### Extracted material ###

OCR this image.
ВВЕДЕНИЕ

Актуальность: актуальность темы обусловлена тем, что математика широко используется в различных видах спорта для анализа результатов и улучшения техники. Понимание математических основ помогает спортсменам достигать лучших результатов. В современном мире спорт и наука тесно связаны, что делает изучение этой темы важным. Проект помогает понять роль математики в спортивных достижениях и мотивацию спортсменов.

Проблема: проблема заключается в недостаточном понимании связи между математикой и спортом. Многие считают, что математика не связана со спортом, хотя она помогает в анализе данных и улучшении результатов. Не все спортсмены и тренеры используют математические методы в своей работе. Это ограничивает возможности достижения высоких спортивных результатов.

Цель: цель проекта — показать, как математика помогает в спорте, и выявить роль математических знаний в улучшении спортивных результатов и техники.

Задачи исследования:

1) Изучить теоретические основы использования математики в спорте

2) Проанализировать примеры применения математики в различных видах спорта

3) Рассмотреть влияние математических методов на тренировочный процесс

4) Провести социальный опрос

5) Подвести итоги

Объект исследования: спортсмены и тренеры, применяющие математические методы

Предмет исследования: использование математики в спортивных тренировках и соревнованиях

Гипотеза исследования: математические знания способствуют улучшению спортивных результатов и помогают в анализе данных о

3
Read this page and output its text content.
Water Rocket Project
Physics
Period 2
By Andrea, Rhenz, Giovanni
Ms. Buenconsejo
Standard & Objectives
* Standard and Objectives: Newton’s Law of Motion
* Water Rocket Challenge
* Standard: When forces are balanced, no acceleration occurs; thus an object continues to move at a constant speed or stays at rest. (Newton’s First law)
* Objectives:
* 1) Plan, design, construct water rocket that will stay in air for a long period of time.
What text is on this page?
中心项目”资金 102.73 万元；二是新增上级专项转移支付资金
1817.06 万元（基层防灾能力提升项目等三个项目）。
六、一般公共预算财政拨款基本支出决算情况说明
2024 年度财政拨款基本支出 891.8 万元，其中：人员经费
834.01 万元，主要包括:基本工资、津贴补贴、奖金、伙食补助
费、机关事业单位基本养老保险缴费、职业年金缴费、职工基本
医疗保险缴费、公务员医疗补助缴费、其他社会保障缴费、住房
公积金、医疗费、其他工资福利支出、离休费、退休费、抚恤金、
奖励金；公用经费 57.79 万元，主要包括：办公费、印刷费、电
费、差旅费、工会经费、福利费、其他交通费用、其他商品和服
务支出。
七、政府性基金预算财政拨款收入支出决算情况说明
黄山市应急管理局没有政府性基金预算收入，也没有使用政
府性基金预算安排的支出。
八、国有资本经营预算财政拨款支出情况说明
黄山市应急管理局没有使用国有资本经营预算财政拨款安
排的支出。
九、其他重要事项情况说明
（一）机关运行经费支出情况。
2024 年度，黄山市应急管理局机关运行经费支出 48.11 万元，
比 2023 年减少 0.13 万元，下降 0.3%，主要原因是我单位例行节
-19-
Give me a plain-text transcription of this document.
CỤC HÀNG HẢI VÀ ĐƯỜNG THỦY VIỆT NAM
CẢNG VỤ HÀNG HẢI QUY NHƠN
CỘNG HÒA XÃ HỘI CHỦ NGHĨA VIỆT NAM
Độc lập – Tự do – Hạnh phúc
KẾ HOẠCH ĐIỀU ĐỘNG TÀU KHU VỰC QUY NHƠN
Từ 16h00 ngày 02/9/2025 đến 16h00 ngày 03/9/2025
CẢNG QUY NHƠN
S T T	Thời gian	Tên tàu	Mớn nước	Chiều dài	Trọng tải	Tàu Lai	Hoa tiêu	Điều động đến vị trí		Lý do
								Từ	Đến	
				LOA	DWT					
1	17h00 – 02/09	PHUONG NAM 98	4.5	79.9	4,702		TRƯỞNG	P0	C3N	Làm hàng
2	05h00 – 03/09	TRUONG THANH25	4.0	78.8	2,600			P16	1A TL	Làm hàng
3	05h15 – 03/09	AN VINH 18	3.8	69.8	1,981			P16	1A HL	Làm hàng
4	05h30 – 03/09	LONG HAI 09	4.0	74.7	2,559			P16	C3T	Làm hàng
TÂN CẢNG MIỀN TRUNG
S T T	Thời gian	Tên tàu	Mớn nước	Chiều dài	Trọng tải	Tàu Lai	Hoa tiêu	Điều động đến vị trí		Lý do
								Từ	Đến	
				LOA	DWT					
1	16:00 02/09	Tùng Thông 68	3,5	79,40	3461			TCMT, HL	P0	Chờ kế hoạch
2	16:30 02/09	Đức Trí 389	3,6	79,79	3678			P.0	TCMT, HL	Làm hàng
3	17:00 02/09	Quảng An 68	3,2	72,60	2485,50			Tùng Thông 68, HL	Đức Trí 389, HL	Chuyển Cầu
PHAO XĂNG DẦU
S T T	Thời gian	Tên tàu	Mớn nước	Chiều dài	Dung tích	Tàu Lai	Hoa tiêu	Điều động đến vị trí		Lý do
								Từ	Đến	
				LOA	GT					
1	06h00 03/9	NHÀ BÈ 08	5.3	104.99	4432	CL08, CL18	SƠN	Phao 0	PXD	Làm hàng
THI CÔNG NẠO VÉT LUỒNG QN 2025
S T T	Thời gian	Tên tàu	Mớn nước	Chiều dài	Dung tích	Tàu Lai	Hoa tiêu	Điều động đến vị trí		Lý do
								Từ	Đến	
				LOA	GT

###

Reproduce each line verbatim.

- [The result]:
OCR this image.
ВВЕДЕНИЕ

Актуальность: актуальность темы обусловлена тем, что математика широко используется в различных видах спорта для анализа результатов и улучшения техники. Понимание математических основ помогает спортсменам достигать лучших результатов. В современном мире спорт и наука тесно связаны, что делает изучение этой темы важным. Проект помогает понять роль математики в спортивных достижениях и мотивацию спортсменов.

Проблема: проблема заключается в недостаточном понимании связи между математикой и спортом. Многие считают, что математика не связана со спортом, хотя она помогает в анализе данных и улучшении результатов. Не все спортсмены и тренеры используют математические методы в своей работе. Это ограничивает возможности достижения высоких спортивных результатов.

Цель: цель проекта — показать, как математика помогает в спорте, и выявить роль математических знаний в улучшении спортивных результатов и техники.

Задачи исследования:

1) Изучить теоретические основы использования математики в спорте

2) Проанализировать примеры применения математики в различных видах спорта

3) Рассмотреть влияние математических методов на тренировочный процесс

4) Провести социальный опрос

5) Подвести итоги

Объект исследования: спортсмены и тренеры, применяющие математические методы

Предмет исследования: использование математики в спортивных тренировках и соревнованиях

Гипотеза исследования: математические знания способствуют улучшению спортивных результатов и помогают в анализе данных о

3
Read this page and output its text content.
Water Rocket Project
Physics
Period 2
By Andrea, Rhenz, Giovanni
Ms. Buenconsejo
Standard & Objectives
* Standard and Objectives: Newton’s Law of Motion
* Water Rocket Challenge
* Standard: When forces are balanced, no acceleration occurs; thus an object continues to move at a constant speed or stays at rest. (Newton’s First law)
* Objectives:
* 1) Plan, design, construct water rocket that will stay in air for a long period of time.
What text is on this page?
中心项目”资金 102.73 万元；二是新增上级专项转移支付资金
1817.06 万元（基层防灾能力提升项目等三个项目）。
六、一般公共预算财政拨款基本支出决算情况说明
2024 年度财政拨款基本支出 891.8 万元，其中：人员经费
834.01 万元，主要包括:基本工资、津贴补贴、奖金、伙食补助
费、机关事业单位基本养老保险缴费、职业年金缴费、职工基本
医疗保险缴费、公务员医疗补助缴费、其他社会保障缴费、住房
公积金、医疗费、其他工资福利支出、离休费、退休费、抚恤金、
奖励金；公用经费 57.79 万元，主要包括：办公费、印刷费、电
费、差旅费、工会经费、福利费、其他交通费用、其他商品和服
务支出。
七、政府性基金预算财政拨款收入支出决算情况说明
黄山市应急管理局没有政府性基金预算收入，也没有使用政
府性基金预算安排的支出。
八、国有资本经营预算财政拨款支出情况说明
黄山市应急管理局没有使用国有资本经营预算财政拨款安
排的支出。
九、其他重要事项情况说明
（一）机关运行经费支出情况。
2024 年度，黄山市应急管理局机关运行经费支出 48.11 万元，
比 2023 年减少 0.13 万元，下降 0.3%，主要原因是我单位例行节
-19-
Give me a plain-text transcription of this document.
CỤC HÀNG HẢI VÀ ĐƯỜNG THỦY VIỆT NAM
CẢNG VỤ HÀNG HẢI QUY NHƠN
CỘNG HÒA XÃ HỘI CHỦ NGHĨA VIỆT NAM
Độc lập – Tự do – Hạnh phúc
KẾ HOẠCH ĐIỀU ĐỘNG TÀU KHU VỰC QUY NHƠN
Từ 16h00 ngày 02/9/2025 đến 16h00 ngày 03/9/2025
CẢNG QUY NHƠN
S T T	Thời gian	Tên tàu	Mớn nước	Chiều dài	Trọng tải	Tàu Lai	Hoa tiêu	Điều động đến vị trí		Lý do
								Từ	Đến	
				LOA	DWT					
1	17h00 – 02/09	PHUONG NAM 98	4.5	79.9	4,702		TRƯỞNG	P0	C3N	Làm hàng
2	05h00 – 03/09	TRUONG THANH25	4.0	78.8	2,600			P16	1A TL	Làm hàng
3	05h15 – 03/09	AN VINH 18	3.8	69.8	1,981			P16	1A HL	Làm hàng
4	05h30 – 03/09	LONG HAI 09	4.0	74.7	2,559			P16	C3T	Làm hàng
TÂN CẢNG MIỀN TRUNG
S T T	Thời gian	Tên tàu	Mớn nước	Chiều dài	Trọng tải	Tàu Lai	Hoa tiêu	Điều động đến vị trí		Lý do
								Từ	Đến	
				LOA	DWT					
1	16:00 02/09	Tùng Thông 68	3,5	79,40	3461			TCMT, HL	P0	Chờ kế hoạch
2	16:30 02/09	Đức Trí 389	3,6	79,79	3678			P.0	TCMT, HL	Làm hàng
3	17:00 02/09	Quảng An 68	3,2	72,60	2485,50			Tùng Thông 68, HL	Đức Trí 389, HL	Chuyển Cầu
PHAO XĂNG DẦU
S T T	Thời gian	Tên tàu	Mớn nước	Chiều dài	Dung tích	Tàu Lai	Hoa tiêu	Điều động đến vị trí		Lý do
								Từ	Đến	
				LOA	GT					
1	06h00 03/9	NHÀ BÈ 08	5.3	104.99	4432	CL08, CL18	SƠN	Phao 0	PXD	Làm hàng
THI CÔNG NẠO VÉT LUỒNG QN 2025
S T T	Thời gian	Tên tàu	Mớn nước	Chiều dài	Dung tích	Tàu Lai	Hoa tiêu	Điều động đến vị trí		Lý do
								Từ	Đến	
				LOA	GT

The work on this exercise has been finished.